#### Information provided:
◇ ◇ ◇

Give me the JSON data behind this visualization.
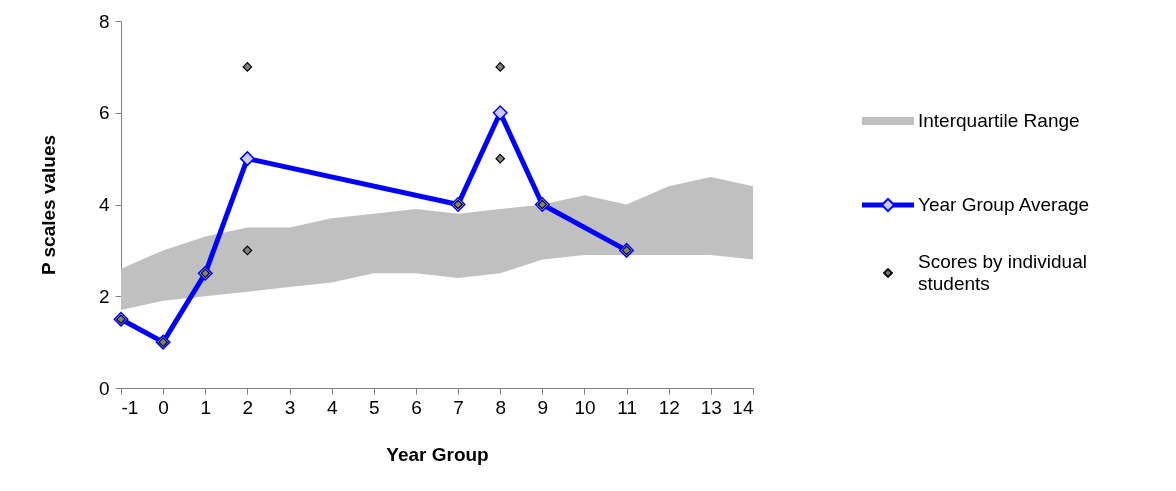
{
  "chart_data": {
    "type": "line",
    "xlabel": "Year Group",
    "ylabel": "P scales values",
    "xlim": [
      -1,
      14
    ],
    "xticks": [
      -1,
      0,
      1,
      2,
      3,
      4,
      5,
      6,
      7,
      8,
      9,
      10,
      11,
      12,
      13,
      14
    ],
    "ylim": [
      0,
      8
    ],
    "yticks": [
      0,
      2,
      4,
      6,
      8
    ],
    "grid": false,
    "legend": "right",
    "marker": "diamond",
    "series": [
      {
        "name": "Interquartile Range",
        "type": "area",
        "marker": "none",
        "color": "#c0c0c0",
        "x": [
          -1,
          0,
          1,
          2,
          3,
          4,
          5,
          6,
          7,
          8,
          9,
          10,
          11,
          12,
          13,
          14
        ],
        "values": [
          2.6,
          3.0,
          3.3,
          3.5,
          3.5,
          3.7,
          3.8,
          3.9,
          3.8,
          3.9,
          4.0,
          4.2,
          4.0,
          4.4,
          4.6,
          4.4
        ]
      },
      {
        "type": "area",
        "marker": "none",
        "color": "#ffffff",
        "x": [
          -1,
          0,
          1,
          2,
          3,
          4,
          5,
          6,
          7,
          8,
          9,
          10,
          11,
          12,
          13,
          14
        ],
        "values": [
          1.7,
          1.9,
          2.0,
          2.1,
          2.2,
          2.3,
          2.5,
          2.5,
          2.4,
          2.5,
          2.8,
          2.9,
          2.9,
          2.9,
          2.9,
          2.8
        ]
      },
      {
        "name": "Year Group Average",
        "color": "#0000ff",
        "x": [
          -1,
          0,
          1,
          2,
          7,
          8,
          9,
          11
        ],
        "values": [
          1.5,
          1,
          2.5,
          5,
          4,
          6,
          4,
          3
        ]
      },
      {
        "name": "Scores by individual students",
        "type": "scatter",
        "color": "#808080",
        "x": [
          -1,
          0,
          1,
          2,
          2,
          7,
          8,
          8,
          9,
          11
        ],
        "values": [
          1.5,
          1,
          2.5,
          7,
          3,
          4,
          7,
          5,
          4,
          3
        ]
      }
    ]
  }
}
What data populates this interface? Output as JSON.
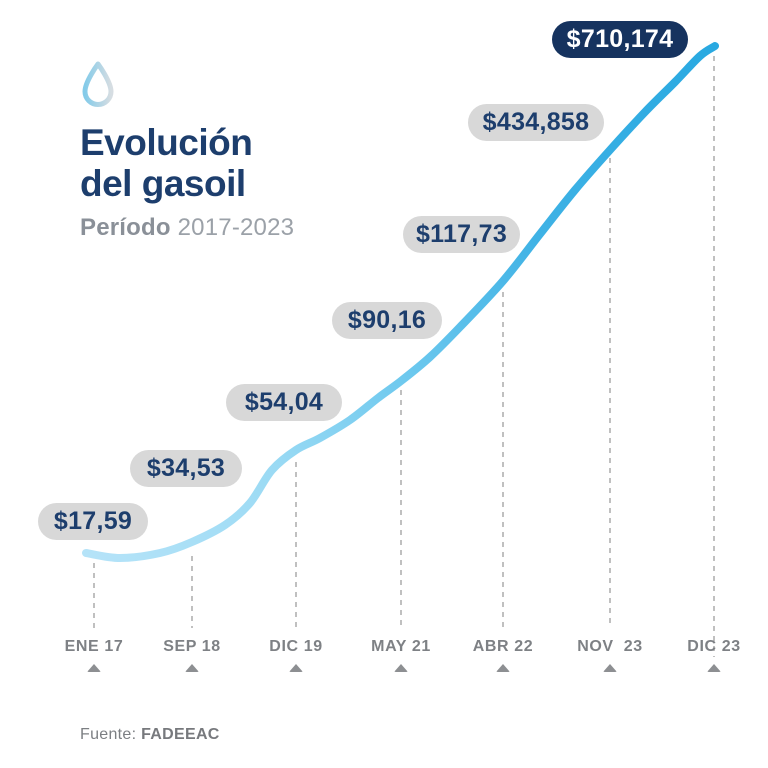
{
  "header": {
    "title_line1": "Evolución",
    "title_line2": "del gasoil",
    "period_label": "Período",
    "period_value": "2017-2023"
  },
  "chart_data": {
    "type": "line",
    "title": "Evolución del gasoil",
    "subtitle": "Período 2017-2023",
    "x": [
      "ENE 17",
      "SEP 18",
      "DIC 19",
      "MAY 21",
      "ABR 22",
      "NOV  23",
      "DIC 23"
    ],
    "values": [
      17.59,
      34.53,
      54.04,
      90.16,
      117.73,
      434.858,
      710.174
    ],
    "value_labels": [
      "$17,59",
      "$34,53",
      "$54,04",
      "$90,16",
      "$117,73",
      "$434,858",
      "$710,174"
    ],
    "highlight_index": 6,
    "currency_symbol": "$",
    "legend": "none",
    "grid": "vertical-dashed",
    "line_gradient_start": "#b5e3f8",
    "line_gradient_end": "#29a9e1",
    "pill_bg": "#d8d8d8",
    "pill_text_color": "#1d3e6d",
    "highlight_pill_bg": "#16335f",
    "highlight_pill_text_color": "#ffffff",
    "dashed_line_color": "#b0b0b0",
    "axis_text_color": "#7e8185"
  },
  "footer": {
    "source_label": "Fuente:",
    "source_value": "FADEEAC"
  }
}
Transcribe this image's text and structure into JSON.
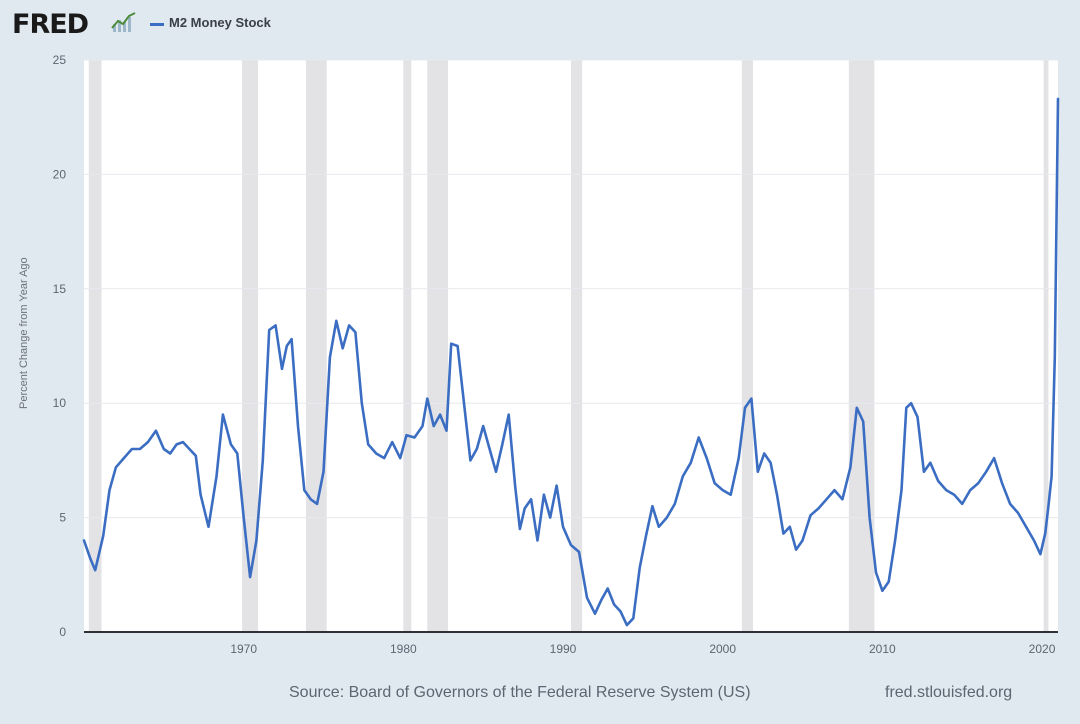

◇ ◇ ◇

#### Exercise task:
Report only the count of lines that include the string "Evolución".

#### Full response:
2